*SET PROBLEM*. Write out all the lines again, precisely as they stand, but without the images.

>> begin PROVIDED ENTRIES

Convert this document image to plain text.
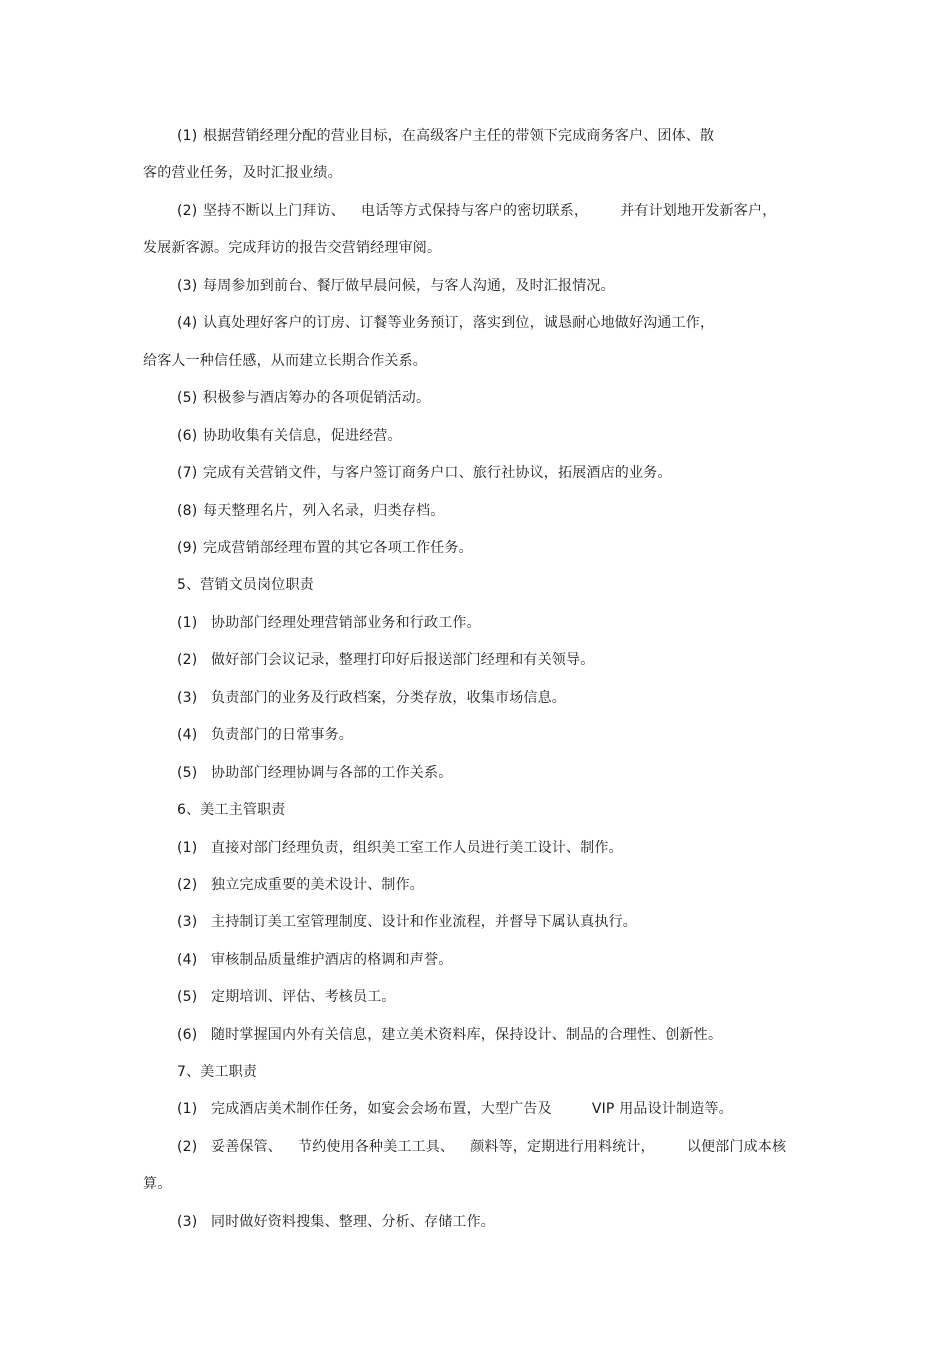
(1) 根据营销经理分配的营业目标，在高级客户主任的带领下完成商务客户、团体、散
客的营业任务，及时汇报业绩。
(2) 坚持不断以上门拜访、 电话等方式保持与客户的密切联系， 并有计划地开发新客户，
发展新客源。完成拜访的报告交营销经理审阅。
(3) 每周参加到前台、餐厅做早晨问候，与客人沟通，及时汇报情况。
(4) 认真处理好客户的订房、订餐等业务预订，落实到位，诚恳耐心地做好沟通工作，
给客人一种信任感，从而建立长期合作关系。
(5) 积极参与酒店筹办的各项促销活动。
(6) 协助收集有关信息，促进经营。
(7) 完成有关营销文件，与客户签订商务户口、旅行社协议，拓展酒店的业务。
(8) 每天整理名片，列入名录，归类存档。
(9) 完成营销部经理布置的其它各项工作任务。
5、营销文员岗位职责
(1) 协助部门经理处理营销部业务和行政工作。
(2) 做好部门会议记录，整理打印好后报送部门经理和有关领导。
(3) 负责部门的业务及行政档案，分类存放，收集市场信息。
(4) 负责部门的日常事务。
(5) 协助部门经理协调与各部的工作关系。
6、美工主管职责
(1) 直接对部门经理负责，组织美工室工作人员进行美工设计、制作。
(2) 独立完成重要的美术设计、制作。
(3) 主持制订美工室管理制度、设计和作业流程，并督导下属认真执行。
(4) 审核制品质量维护酒店的格调和声誉。
(5) 定期培训、评估、考核员工。
(6) 随时掌握国内外有关信息，建立美术资料库，保持设计、制品的合理性、创新性。
7、美工职责
(1) 完成酒店美术制作任务，如宴会会场布置，大型广告及	VIP 用品设计制造等。
(2) 妥善保管、 节约使用各种美工工具、 颜料等，定期进行用料统计， 以便部门成本核
算。
(3) 同时做好资料搜集、整理、分析、存储工作。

>> end PROVIDED ENTRIES

*CORRECT OUTPUT*.
Convert this document image to plain text.
(1) 根据营销经理分配的营业目标，在高级客户主任的带领下完成商务客户、团体、散
客的营业任务，及时汇报业绩。
(2) 坚持不断以上门拜访、 电话等方式保持与客户的密切联系， 并有计划地开发新客户，
发展新客源。完成拜访的报告交营销经理审阅。
(3) 每周参加到前台、餐厅做早晨问候，与客人沟通，及时汇报情况。
(4) 认真处理好客户的订房、订餐等业务预订，落实到位，诚恳耐心地做好沟通工作，
给客人一种信任感，从而建立长期合作关系。
(5) 积极参与酒店筹办的各项促销活动。
(6) 协助收集有关信息，促进经营。
(7) 完成有关营销文件，与客户签订商务户口、旅行社协议，拓展酒店的业务。
(8) 每天整理名片，列入名录，归类存档。
(9) 完成营销部经理布置的其它各项工作任务。
5、营销文员岗位职责
(1) 协助部门经理处理营销部业务和行政工作。
(2) 做好部门会议记录，整理打印好后报送部门经理和有关领导。
(3) 负责部门的业务及行政档案，分类存放，收集市场信息。
(4) 负责部门的日常事务。
(5) 协助部门经理协调与各部的工作关系。
6、美工主管职责
(1) 直接对部门经理负责，组织美工室工作人员进行美工设计、制作。
(2) 独立完成重要的美术设计、制作。
(3) 主持制订美工室管理制度、设计和作业流程，并督导下属认真执行。
(4) 审核制品质量维护酒店的格调和声誉。
(5) 定期培训、评估、考核员工。
(6) 随时掌握国内外有关信息，建立美术资料库，保持设计、制品的合理性、创新性。
7、美工职责
(1) 完成酒店美术制作任务，如宴会会场布置，大型广告及	VIP 用品设计制造等。
(2) 妥善保管、 节约使用各种美工工具、 颜料等，定期进行用料统计， 以便部门成本核
算。
(3) 同时做好资料搜集、整理、分析、存储工作。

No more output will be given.